#### [TEXTO FUENTE]

El caso de los agotes y de los chuetas es algo diferente. Los primeros habitaban –y siguen haciéndolo– principalmente en el valle navarro del Baztán, aunque también se les podía encontrar en diversas localidades del sur francés. Eran gente pobre, sometida durante generaciones a la familia feudal de los Ursúa y confinados en el barrio de Bozate, dentro del pueblo de Arizkun. Uno de sus actuales descendientes, Javier Santxotena, asegura que “eran tan pobres que en ninguna de sus casas podía verse un escudo familiar en la fachada, teniendo incluso que coger sus apellidos de la toponimia del lugar”. Y fue esta pobreza lo que originó la leyenda de que todos los agotes padecían de lepra blanca –enfermedad caracterizada por la aparición de eccemas y heridas en la piel–, de que poseían una sangre tan caliente que si sostenían una manzana en su mano durante un par de horas, ésta terminaba resecándose o, incluso, de que poseían rasgos físicos propios como la ausencia de lóbulo en la oreja y la presencia de un rabo semejante al del Diablo. Ideas descabelladas que únicamente fueron disipadas cuando se sometió a cientos de agotes a exhaustivos exámenes médicos, para averiguar la veracidad o falsedad de tales acusaciones.

Un pueblo judío en Mallorca

Respecto a los chuetas, fue el origen de sus apellidos lo que les sentenció socialmente. Originarios de Mallorca, se considera chueta a la persona que ostente alguno de los 15 apellidos considerados como propios de este grupo social, todos ellos judíos y exclusivos de las islas. Durante siglos, sus miembros vivieron en la calle de Argentería o Platería, dentro del casco antiguo de la ciudad y a la vista del resto de mallorquines, pero manteniendo sus costumbres propias. Tan marcada fue su individualidad, que entre ellos se denominaban nosaltres –nosotros–, mientras que el resto del mundo eran els altres –los otros–. Lo que sí parece cierto es que no fueron ellos quienes marcaron esa diferencia, sino los antiguos miembros de la Inquisición española, que en su afán por perseguir a los judíos no conversos abocaron a miles de personas a encerrarse en sí mismas y a desconfiar de los cristianos por el miedo a ser delatados. El propio término chueta procede de la palabra xulla, que significa “tocino”, en clara referencia satírica a la abstinencia de consumir carne de cerdo entre los judíos.

#### [DESCRIPCIÓN DEL PROBLEMA]
Prosigue, por favor, el texto sobre agotes y chuetas a partir de su última oración.

#### [DATOS DE ORIGEN]
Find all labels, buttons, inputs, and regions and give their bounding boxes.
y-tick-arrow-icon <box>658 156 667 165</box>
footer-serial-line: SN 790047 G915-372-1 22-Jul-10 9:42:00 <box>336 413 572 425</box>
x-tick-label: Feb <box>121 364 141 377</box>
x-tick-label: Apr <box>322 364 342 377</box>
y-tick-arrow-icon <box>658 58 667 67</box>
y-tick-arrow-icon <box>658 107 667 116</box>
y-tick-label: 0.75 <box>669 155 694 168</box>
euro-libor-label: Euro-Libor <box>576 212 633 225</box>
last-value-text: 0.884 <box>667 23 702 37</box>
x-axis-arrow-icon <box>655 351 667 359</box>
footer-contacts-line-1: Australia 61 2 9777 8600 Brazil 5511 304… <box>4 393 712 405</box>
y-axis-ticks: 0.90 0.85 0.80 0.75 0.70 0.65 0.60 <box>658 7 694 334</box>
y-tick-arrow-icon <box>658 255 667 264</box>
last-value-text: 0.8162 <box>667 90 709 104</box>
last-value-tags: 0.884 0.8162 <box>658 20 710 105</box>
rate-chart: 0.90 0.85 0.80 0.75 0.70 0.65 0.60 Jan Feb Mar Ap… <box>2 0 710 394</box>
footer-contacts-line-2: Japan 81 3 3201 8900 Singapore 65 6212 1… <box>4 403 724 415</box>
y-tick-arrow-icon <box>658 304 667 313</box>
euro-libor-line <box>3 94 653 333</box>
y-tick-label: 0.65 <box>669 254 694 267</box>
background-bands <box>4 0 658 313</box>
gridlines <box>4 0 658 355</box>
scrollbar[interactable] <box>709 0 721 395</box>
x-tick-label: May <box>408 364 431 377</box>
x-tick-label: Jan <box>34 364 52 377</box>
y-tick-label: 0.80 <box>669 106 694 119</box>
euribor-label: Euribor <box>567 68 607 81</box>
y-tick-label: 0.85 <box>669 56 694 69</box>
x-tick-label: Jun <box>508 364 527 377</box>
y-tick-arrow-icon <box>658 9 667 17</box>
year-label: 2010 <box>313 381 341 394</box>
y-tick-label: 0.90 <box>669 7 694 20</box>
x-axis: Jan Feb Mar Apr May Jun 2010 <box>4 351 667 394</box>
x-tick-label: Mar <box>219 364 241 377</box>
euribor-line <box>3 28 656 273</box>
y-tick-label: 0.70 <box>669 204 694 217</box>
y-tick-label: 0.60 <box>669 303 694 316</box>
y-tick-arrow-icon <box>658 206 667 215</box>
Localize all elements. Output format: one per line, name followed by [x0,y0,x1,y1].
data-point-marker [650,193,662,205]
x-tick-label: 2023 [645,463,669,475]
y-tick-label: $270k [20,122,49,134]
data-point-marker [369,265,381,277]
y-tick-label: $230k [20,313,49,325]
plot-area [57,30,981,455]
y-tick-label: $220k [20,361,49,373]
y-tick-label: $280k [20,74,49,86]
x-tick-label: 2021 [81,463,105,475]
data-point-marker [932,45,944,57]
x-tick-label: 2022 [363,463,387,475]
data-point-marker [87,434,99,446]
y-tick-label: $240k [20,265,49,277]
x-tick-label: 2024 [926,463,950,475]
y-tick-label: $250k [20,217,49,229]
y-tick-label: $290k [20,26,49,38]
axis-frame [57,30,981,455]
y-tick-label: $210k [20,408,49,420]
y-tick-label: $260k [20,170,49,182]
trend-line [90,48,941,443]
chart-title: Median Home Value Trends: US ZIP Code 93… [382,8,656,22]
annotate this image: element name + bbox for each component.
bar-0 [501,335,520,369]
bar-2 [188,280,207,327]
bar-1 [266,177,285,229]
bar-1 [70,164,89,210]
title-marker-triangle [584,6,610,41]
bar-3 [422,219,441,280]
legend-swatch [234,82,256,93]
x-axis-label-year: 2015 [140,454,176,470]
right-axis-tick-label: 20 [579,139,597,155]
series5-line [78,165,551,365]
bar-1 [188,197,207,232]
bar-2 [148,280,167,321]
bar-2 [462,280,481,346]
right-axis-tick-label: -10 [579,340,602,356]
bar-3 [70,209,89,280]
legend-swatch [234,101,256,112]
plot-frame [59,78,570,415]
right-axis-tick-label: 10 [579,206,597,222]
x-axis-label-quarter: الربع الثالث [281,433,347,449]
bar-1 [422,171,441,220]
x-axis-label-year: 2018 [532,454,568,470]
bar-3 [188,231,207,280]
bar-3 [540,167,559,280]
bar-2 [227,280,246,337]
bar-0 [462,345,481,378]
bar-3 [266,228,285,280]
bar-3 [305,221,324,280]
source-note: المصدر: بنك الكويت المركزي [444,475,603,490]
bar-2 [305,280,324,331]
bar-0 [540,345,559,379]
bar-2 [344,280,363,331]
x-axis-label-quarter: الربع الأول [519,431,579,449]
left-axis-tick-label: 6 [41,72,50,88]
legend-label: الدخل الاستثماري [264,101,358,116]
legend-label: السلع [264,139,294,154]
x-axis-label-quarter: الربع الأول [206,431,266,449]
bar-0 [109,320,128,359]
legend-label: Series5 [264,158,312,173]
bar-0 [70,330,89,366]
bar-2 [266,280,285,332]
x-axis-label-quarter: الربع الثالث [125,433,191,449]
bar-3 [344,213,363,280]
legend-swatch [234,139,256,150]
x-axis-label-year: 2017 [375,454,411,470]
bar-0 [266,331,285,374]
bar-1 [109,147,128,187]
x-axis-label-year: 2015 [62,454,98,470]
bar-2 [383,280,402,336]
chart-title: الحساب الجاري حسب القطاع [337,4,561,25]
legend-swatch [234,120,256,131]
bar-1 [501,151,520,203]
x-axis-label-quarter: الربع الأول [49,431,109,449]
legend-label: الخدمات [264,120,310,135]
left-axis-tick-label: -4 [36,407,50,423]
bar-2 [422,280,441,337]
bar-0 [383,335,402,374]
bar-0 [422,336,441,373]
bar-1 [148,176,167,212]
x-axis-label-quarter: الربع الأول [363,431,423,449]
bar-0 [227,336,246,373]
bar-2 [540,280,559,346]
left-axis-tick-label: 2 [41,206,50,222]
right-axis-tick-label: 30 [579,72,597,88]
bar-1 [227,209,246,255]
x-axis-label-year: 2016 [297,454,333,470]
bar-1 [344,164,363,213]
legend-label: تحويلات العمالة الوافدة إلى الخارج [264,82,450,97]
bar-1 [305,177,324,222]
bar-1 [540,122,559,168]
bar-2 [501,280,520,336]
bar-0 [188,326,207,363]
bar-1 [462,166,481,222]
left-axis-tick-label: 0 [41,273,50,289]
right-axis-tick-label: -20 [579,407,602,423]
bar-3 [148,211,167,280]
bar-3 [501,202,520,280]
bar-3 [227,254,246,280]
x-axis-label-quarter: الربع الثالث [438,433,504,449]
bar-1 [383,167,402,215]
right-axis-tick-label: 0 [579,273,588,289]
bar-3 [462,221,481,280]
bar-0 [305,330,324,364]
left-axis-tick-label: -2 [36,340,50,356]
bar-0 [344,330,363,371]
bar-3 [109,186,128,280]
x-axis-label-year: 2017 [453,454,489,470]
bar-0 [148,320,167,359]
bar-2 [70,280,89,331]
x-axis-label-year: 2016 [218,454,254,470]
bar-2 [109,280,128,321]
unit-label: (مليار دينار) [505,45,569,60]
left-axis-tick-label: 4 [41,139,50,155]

#### [RESULTADO OBTENIDO]
Tampoco los maragatos y los hurdanos se libraron del rechazo social. Los primeros habitaban al oeste de la provincia de León, en una forma de vida semejante a la de los Vaqueiros de Alzada y los Pasiegos. El antropólogo Julio Caro Baroja los investigó durante numerosos viajes y entre sus conclusiones señaló que, “difícilmente se podrá encontrar en toda Europa una región en la que los elementos de la cultura moderna se encuentren en tal armonía con los datos de un pasado remoto”. De esta frase se extrae la idea de que los maragatos sí confraternizaban con sus vecinos, pero manteniendo sus costumbres o su forma de pensar ante todo, lo que nuevamente fue el origen de un rechazo cruento e injustificado.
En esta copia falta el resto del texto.